_TEXTO DE LEITURA_:
┌──
O que é Atrofia Muscular Espinhal (AME)?
A Atrofia Muscular Espinhal (AME) é um distúrbio neurodegenerativo causado por mutações no gene SMN1, responsável pela codificação da proteína do neurônio motor de sobrevivência (SMN). Trata-se de uma doença genética autossômica recessiva.
As mutações no SMN1 levam à perda progressiva dos neurônios motores localizados no corno anterior da medula espinhal, resultando em fraqueza e atrofia muscular. A incidência da AME é de aproximadamente 1 a cada 10.000 a 20.000 nascidos vivos, com uma frequência de portadores entre 1 em 40 e 1 em 70 na população geral.
Devido à sua gravidade em bebês, a AME é frequentemente chamada de “a principal causa genética de mortalidade infantil”.
A AME já foi considerada uma doença incurável. No entanto, desde o início do século XXI, os avanços no diagnóstico e no tratamento transformaram esse panorama.
└──
_DADOS FORNECIDOS_:
┌──
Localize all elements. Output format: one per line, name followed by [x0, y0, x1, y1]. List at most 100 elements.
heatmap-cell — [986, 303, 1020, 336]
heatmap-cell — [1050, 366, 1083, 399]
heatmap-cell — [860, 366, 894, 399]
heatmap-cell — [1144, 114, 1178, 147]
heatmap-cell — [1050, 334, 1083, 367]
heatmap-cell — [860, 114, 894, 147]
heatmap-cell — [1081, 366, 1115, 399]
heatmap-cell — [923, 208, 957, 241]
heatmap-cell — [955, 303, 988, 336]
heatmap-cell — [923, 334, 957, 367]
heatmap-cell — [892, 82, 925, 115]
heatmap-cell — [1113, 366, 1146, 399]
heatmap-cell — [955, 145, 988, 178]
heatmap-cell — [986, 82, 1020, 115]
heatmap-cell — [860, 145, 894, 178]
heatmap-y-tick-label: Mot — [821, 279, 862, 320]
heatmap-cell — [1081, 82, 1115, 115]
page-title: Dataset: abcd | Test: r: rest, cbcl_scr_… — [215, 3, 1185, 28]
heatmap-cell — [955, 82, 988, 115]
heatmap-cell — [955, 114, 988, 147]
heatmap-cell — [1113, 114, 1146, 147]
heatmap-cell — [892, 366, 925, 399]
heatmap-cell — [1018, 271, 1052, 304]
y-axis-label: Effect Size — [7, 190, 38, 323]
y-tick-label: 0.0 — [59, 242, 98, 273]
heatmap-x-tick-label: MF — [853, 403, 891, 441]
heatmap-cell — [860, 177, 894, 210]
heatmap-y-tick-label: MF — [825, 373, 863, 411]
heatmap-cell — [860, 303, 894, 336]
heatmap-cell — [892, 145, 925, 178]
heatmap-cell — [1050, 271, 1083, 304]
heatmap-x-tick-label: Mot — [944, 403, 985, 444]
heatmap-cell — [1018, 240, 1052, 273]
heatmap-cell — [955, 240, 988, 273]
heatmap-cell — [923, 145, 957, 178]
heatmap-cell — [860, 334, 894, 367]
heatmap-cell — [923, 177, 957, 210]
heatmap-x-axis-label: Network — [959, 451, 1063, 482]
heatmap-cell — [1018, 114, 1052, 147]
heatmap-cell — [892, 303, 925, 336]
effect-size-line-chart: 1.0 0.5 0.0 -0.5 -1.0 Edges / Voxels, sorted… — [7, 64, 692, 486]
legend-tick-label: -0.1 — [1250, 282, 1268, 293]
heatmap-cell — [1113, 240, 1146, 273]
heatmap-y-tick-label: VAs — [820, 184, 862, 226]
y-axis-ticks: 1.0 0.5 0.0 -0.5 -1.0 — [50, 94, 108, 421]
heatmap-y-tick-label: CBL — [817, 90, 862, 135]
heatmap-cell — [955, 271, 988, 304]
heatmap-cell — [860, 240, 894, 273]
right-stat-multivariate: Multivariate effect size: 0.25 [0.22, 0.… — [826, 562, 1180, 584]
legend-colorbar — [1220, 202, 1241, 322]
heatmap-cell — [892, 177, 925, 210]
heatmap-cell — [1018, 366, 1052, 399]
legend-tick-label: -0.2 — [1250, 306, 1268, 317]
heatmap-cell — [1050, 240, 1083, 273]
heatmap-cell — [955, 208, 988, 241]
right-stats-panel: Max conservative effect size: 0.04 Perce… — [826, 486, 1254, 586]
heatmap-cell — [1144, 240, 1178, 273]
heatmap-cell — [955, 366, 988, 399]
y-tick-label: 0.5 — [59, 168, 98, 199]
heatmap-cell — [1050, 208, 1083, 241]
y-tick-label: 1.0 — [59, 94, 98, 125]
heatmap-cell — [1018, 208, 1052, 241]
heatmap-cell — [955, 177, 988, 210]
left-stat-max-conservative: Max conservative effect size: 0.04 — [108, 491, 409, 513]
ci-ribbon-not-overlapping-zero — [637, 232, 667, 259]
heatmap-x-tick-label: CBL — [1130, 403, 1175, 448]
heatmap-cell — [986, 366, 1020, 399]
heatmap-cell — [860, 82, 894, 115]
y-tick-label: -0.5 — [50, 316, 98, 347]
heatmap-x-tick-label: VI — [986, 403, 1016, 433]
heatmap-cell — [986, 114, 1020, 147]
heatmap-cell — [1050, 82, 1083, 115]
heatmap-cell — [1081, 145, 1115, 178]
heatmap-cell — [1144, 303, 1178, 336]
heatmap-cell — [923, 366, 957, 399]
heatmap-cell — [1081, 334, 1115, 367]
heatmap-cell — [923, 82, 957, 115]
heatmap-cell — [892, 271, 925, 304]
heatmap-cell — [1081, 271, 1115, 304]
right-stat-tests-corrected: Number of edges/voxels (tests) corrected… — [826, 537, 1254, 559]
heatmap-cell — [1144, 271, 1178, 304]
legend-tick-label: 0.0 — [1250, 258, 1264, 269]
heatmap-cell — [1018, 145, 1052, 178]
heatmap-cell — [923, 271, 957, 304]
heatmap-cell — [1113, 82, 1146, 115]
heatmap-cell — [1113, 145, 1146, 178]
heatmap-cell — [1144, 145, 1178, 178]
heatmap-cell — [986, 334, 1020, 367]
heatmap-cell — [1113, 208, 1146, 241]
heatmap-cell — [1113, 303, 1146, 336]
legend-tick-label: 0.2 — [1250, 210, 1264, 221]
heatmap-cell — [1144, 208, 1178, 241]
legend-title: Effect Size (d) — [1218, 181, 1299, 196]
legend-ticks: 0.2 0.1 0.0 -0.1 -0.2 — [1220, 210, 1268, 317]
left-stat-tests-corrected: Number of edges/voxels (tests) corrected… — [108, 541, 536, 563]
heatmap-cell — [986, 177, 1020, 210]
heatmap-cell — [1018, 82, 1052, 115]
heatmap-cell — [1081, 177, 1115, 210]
└──
_ATIVIDADES PROPOSTAS_:
1. Responda com base no texto sobre a AME:
(a) Qual gene tem as mutações que causam a doença?
(b) Qual é a incidência da AME entre os nascidos vivos?
(c) Desde quando os avanços no diagnóstico e no tratamento mudaram o panorama da doença?
2. Transcreva do texto sobre a AME tudo o que vai de "A Atrofia Muscular" até "genética autossômica recessiva.".
3. Escreva a continuação do texto sobre a Atrofia Muscular Espinhal a partir de onde ele para.

_RESPOSTAS_:
1.
(a) O gene SMN1.
(b) Cerca de 1 a cada 10.000 a 20.000 nascidos vivos.
(c) Desde o início do século XXI.

2.
A Atrofia Muscular Espinhal (AME) é um distúrbio neurodegenerativo causado por mutações no gene SMN1, responsável pela codificação da proteína do neurônio motor de sobrevivência (SMN). Trata-se de uma doença genética autossômica recessiva.

3.
A descoberta dos genes SMN1 e SMN2, juntamente com o desenvolvimento de terapias aprovadas pela FDA, trouxe nova esperança real para os pacientes.
Sintomas e Classificação da Atrofia Muscular Espinhal (AME)
A manifestação clínica da Atrofia Muscular Espinhal (AME) varia de acordo com a idade de início e a gravidade da doença. A AME é classificada em cinco tipos principais (Tipo 0 a IV):
- Tipo 0 – A forma mais grave, com início ainda antes do nascimento e progressão rápida para insuficiência respiratória severa logo após o parto.
- Tipo I (Doença de Werdnig–Hoffmann) – Tipo grave, com início antes dos 6 meses de idade; os bebês afetados não conseguem sentar-se de forma independente.
- Tipo II (Doença de Dubowitz) – Tipo intermediário, com início antes dos 18 meses de idade; os pacientes conseguem sentar-se sem apoio, mas não conseguem ficar em pé ou andar sozinhos.
- Tipo III (Doença de Kugelberg–Welander) – Tipo leve, com início após os 18 meses de idade; os pacientes podem ficar em pé e andar de forma independente.
- Tipo IV – A forma mais leve, com início após os 30 anos de idade.
Genética da Atrofia Muscular Espinhal (AME): Genes SMN1 e SMN2
Em 1990, Gilliam et al., nos Estados Unidos, e Melki et al., na França, mapearam independentemente o locus genético da AME para a mesma região do cromossomo 5q13.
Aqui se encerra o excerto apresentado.